Given data -
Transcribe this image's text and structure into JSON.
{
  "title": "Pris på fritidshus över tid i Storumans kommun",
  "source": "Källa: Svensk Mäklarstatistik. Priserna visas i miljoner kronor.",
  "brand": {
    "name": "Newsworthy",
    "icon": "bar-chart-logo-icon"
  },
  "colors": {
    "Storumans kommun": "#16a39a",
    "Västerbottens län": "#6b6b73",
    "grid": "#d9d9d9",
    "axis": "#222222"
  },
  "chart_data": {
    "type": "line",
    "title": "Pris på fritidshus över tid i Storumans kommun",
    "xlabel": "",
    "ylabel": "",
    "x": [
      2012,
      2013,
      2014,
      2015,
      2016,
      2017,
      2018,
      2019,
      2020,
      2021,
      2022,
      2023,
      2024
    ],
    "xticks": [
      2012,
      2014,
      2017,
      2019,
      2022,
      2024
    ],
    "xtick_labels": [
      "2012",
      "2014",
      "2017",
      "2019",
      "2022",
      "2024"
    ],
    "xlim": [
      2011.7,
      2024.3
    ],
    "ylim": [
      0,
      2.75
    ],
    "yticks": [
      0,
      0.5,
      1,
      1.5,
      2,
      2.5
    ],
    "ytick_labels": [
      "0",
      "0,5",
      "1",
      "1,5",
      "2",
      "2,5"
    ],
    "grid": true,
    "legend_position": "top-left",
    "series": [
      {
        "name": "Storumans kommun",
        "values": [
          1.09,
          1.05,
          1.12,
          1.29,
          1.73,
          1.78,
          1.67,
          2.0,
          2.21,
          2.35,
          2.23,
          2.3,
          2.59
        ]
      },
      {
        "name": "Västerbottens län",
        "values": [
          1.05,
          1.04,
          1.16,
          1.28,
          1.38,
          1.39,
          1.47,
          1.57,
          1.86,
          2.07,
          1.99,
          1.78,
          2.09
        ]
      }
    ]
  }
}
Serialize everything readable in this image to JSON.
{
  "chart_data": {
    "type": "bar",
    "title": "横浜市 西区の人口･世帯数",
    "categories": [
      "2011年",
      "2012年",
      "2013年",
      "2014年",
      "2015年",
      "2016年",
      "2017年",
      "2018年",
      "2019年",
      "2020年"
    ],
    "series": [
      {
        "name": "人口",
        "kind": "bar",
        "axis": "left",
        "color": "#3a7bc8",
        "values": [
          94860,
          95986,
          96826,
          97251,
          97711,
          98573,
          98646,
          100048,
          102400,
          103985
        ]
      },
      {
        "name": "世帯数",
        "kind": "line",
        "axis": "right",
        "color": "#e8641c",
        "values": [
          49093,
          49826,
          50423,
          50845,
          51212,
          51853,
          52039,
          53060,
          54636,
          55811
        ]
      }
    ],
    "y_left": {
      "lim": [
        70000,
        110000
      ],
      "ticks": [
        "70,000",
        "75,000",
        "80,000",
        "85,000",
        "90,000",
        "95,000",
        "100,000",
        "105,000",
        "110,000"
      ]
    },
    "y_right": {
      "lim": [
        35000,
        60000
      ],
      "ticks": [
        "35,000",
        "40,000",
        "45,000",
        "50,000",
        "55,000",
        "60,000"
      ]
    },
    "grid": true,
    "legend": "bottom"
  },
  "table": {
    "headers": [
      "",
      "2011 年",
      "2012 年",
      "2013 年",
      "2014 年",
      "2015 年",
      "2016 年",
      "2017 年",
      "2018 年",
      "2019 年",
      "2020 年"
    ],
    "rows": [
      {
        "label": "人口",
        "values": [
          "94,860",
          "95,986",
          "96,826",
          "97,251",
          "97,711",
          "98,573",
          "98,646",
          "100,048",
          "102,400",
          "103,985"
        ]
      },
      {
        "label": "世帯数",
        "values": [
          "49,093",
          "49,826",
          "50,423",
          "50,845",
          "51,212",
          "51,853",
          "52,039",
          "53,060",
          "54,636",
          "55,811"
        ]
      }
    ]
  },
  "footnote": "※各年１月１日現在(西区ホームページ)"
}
==
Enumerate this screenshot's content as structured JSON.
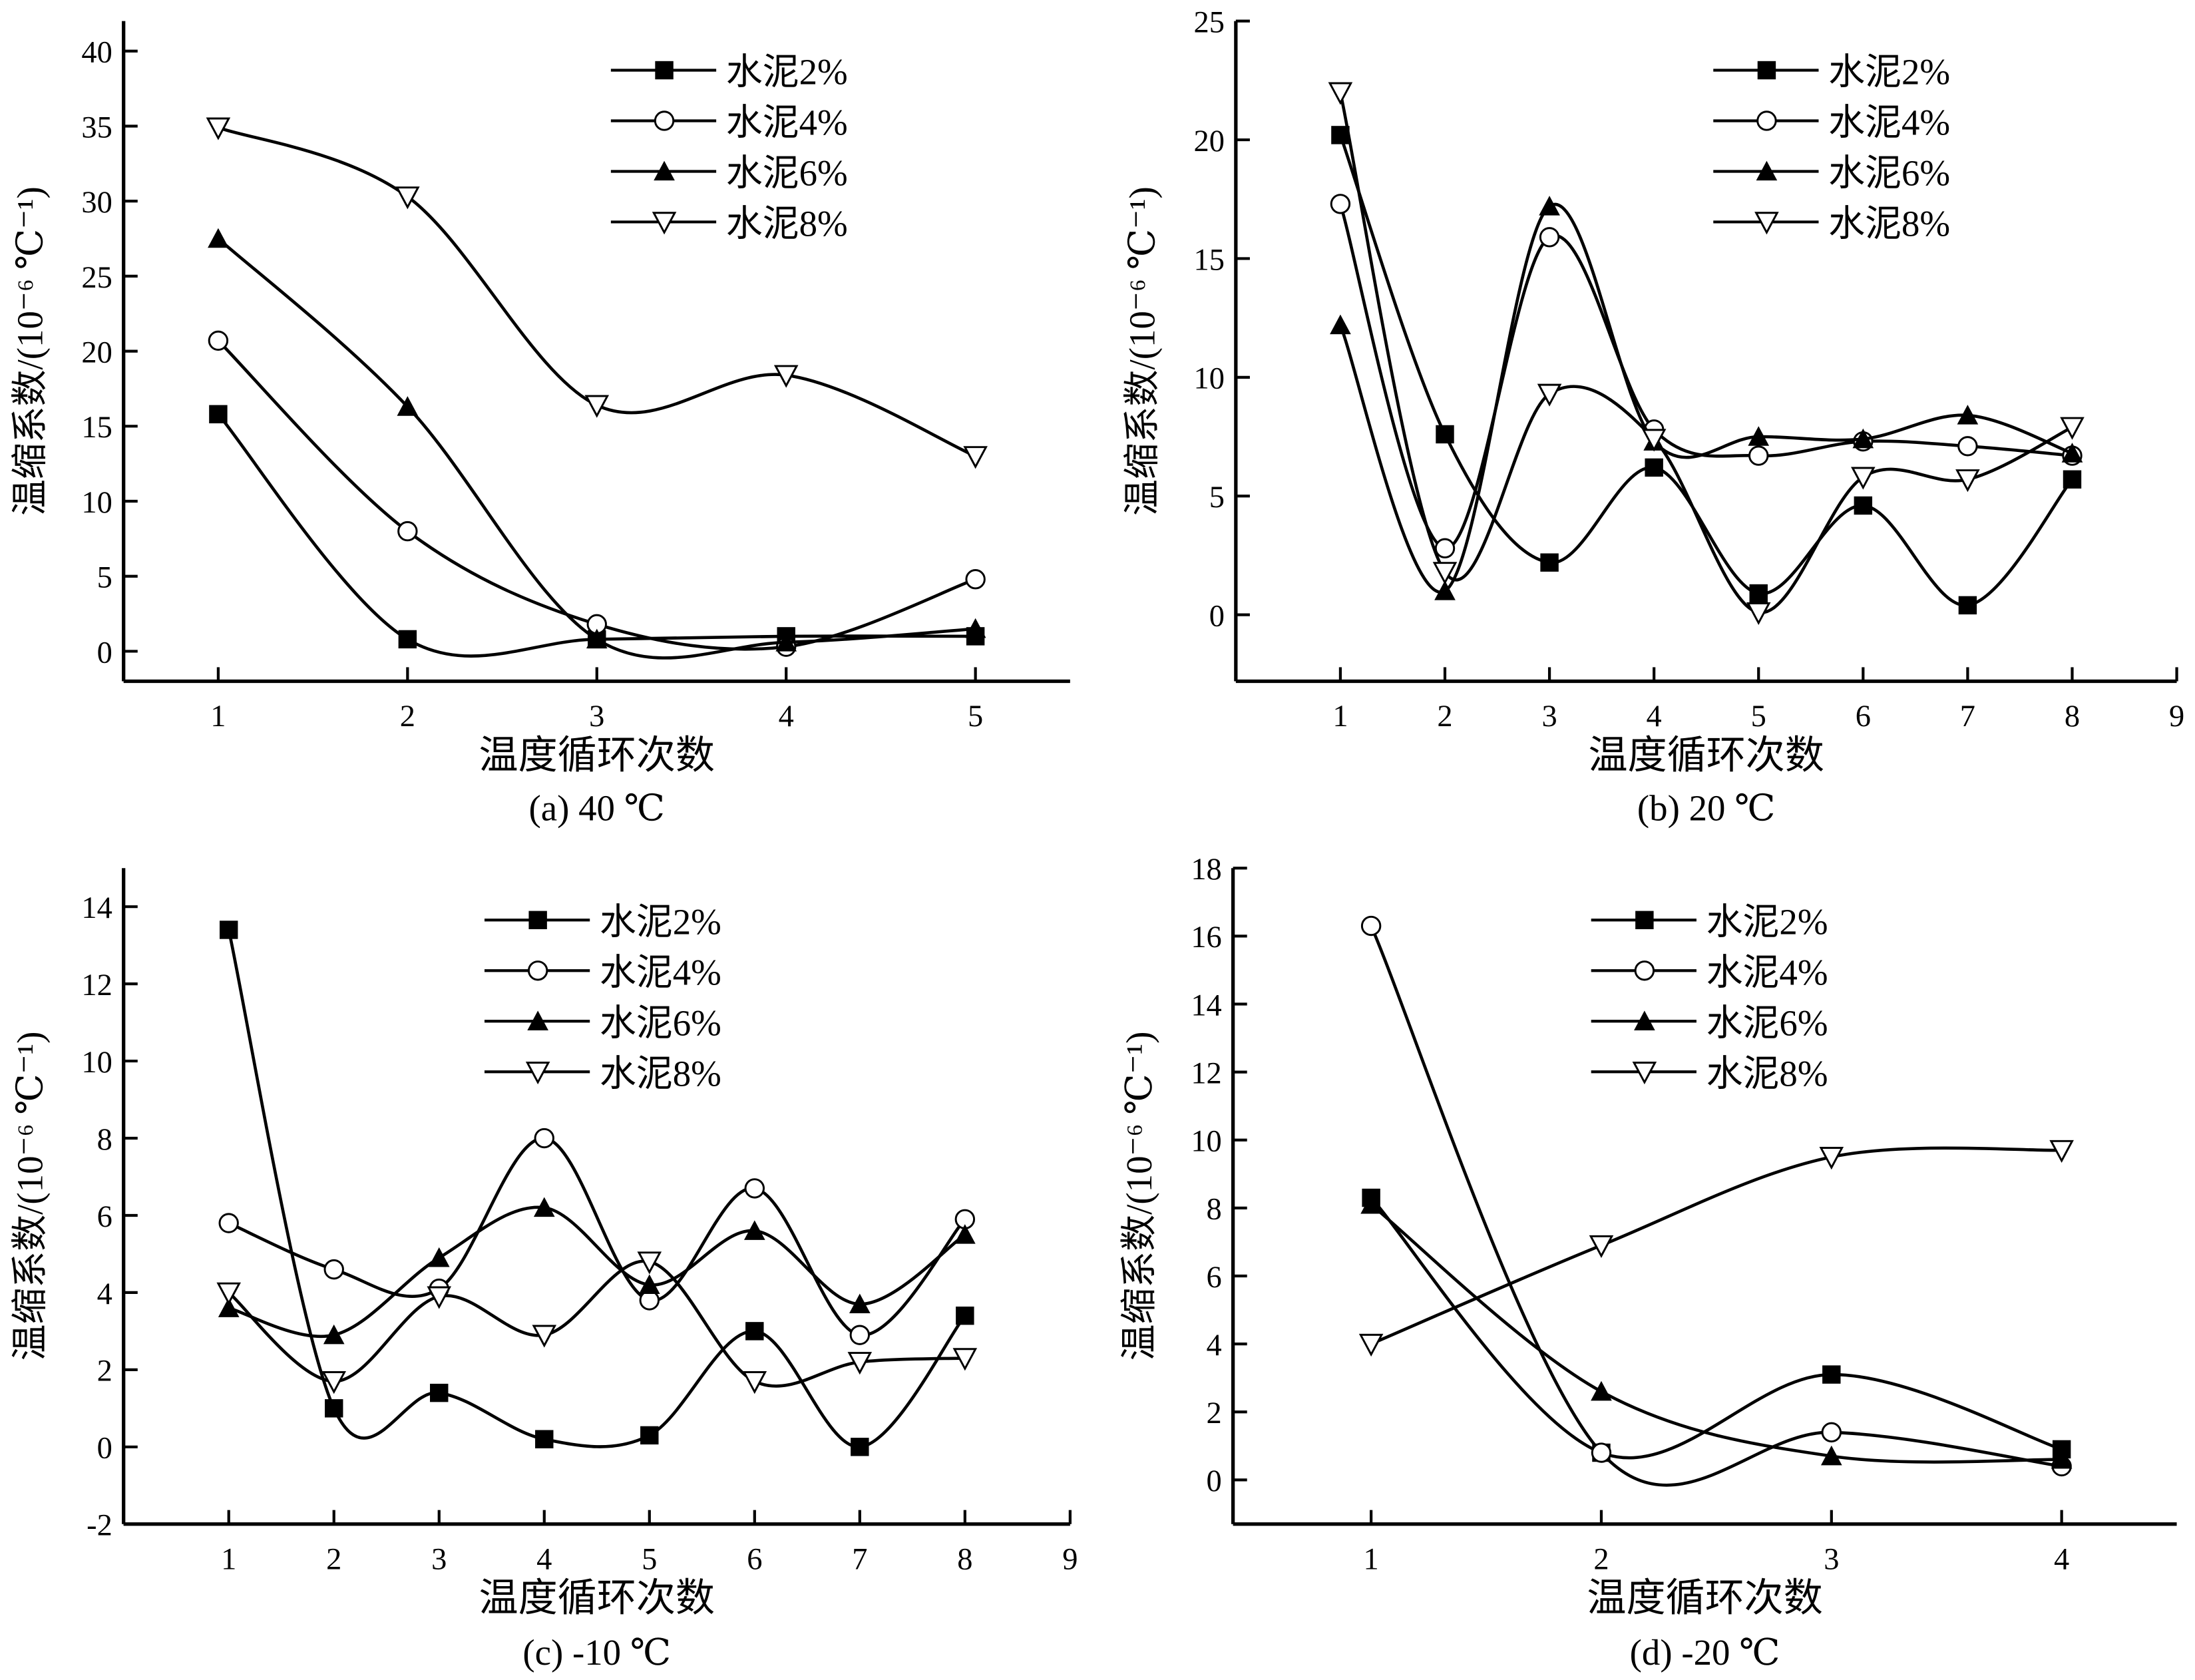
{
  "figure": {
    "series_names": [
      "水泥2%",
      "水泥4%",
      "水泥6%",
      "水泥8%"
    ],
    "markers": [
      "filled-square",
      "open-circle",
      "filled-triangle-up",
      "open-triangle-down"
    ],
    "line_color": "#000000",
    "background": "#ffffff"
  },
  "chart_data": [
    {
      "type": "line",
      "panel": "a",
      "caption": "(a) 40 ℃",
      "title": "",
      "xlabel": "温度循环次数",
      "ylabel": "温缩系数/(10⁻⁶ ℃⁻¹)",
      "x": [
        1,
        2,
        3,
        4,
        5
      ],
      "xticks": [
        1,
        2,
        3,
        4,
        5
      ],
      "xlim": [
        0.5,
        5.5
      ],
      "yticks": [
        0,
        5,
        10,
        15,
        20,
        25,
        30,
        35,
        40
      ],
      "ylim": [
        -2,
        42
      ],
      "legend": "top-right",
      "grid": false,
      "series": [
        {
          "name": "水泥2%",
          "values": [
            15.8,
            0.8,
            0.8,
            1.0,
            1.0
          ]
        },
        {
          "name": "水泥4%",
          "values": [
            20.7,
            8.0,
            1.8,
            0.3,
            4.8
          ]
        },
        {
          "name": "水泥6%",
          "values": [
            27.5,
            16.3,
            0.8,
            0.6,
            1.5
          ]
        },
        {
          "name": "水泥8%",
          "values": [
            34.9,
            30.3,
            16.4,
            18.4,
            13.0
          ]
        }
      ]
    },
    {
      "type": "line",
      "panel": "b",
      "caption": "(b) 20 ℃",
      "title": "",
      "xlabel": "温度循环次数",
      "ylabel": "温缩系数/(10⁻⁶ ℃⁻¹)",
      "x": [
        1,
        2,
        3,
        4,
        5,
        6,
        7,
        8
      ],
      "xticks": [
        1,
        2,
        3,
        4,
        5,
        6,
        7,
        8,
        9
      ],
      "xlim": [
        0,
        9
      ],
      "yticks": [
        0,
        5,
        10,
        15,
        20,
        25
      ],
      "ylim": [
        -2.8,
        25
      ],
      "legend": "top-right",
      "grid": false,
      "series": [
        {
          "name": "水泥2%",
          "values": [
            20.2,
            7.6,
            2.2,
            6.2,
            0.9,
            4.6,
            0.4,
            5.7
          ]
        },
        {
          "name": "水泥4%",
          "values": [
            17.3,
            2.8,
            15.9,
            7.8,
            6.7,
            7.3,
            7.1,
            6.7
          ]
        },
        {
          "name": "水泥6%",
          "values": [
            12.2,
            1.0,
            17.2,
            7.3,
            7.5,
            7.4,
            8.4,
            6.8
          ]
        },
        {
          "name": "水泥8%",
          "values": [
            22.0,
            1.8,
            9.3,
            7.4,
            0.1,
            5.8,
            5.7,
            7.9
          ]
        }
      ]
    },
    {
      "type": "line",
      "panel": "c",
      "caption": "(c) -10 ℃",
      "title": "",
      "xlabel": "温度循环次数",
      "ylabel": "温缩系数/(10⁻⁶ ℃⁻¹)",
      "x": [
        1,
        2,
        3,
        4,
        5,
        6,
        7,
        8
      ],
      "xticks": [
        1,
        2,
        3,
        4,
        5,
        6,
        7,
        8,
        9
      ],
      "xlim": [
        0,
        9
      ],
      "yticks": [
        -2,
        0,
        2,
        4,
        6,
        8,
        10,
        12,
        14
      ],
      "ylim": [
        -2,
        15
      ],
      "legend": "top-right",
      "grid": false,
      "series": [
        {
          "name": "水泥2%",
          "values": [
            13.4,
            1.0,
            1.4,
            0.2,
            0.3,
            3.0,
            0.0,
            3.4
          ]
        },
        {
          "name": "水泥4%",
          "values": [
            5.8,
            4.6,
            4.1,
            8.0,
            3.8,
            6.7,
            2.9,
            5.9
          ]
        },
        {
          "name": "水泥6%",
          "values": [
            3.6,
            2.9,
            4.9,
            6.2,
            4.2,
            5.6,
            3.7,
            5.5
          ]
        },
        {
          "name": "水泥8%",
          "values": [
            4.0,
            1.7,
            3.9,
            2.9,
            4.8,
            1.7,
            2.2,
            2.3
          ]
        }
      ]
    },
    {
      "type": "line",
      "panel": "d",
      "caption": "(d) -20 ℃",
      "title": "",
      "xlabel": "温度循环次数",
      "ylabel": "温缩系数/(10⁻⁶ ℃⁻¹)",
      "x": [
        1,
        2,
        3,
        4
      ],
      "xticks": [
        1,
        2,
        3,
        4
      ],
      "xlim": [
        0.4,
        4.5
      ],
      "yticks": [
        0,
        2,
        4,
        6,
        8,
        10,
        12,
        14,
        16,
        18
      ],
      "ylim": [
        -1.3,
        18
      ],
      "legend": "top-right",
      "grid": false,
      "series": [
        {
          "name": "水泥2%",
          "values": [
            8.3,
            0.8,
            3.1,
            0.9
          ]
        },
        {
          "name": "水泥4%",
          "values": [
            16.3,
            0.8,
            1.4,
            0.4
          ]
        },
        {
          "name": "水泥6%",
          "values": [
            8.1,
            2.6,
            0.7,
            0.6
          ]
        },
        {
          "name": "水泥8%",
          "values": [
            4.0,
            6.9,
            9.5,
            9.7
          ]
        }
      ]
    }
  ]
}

Exercise - Where a line contains "kommun", copy that line.

Result below -
  "title": "Pris på fritidshus över tid i Storumans kommun",
    "Storumans kommun": "#16a39a",
    "title": "Pris på fritidshus över tid i Storumans kommun",
        "name": "Storumans kommun",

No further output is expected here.